▶ _Given data_:
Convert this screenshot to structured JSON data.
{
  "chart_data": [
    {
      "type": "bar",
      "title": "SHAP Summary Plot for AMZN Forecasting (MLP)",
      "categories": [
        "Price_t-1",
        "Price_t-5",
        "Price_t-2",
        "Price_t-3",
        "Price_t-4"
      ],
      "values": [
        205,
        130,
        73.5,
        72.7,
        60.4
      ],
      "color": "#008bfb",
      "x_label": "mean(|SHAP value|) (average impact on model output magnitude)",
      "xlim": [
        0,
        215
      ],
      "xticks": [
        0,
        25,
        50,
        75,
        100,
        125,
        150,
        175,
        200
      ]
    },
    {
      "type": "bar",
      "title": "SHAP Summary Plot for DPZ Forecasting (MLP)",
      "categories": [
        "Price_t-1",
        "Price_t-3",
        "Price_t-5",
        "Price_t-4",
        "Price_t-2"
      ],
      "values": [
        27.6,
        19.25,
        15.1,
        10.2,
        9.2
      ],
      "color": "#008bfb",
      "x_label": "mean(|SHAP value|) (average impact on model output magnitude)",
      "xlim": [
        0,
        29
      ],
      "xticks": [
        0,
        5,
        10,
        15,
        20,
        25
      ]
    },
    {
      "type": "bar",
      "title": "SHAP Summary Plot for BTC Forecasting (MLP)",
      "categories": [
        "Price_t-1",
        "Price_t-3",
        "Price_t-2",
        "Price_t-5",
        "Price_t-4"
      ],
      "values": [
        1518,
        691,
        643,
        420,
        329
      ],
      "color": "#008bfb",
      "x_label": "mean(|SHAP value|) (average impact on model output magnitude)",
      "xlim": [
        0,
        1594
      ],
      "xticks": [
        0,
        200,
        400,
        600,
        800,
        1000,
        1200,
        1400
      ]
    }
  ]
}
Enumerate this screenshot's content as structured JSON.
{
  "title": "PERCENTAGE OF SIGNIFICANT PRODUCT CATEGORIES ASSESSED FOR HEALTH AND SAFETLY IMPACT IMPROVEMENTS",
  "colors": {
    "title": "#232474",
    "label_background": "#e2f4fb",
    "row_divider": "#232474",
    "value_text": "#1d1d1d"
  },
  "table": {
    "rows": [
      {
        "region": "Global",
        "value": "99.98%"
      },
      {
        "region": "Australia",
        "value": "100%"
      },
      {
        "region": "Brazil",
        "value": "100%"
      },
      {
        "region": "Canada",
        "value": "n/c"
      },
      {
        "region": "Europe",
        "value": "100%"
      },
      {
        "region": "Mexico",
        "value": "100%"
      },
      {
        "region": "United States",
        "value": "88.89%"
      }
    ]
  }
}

▶ _Set exercise_:
Tally the lines of the data that hold the string "region". Answer with the number and nothing more.

▶ _Result for this task_:
7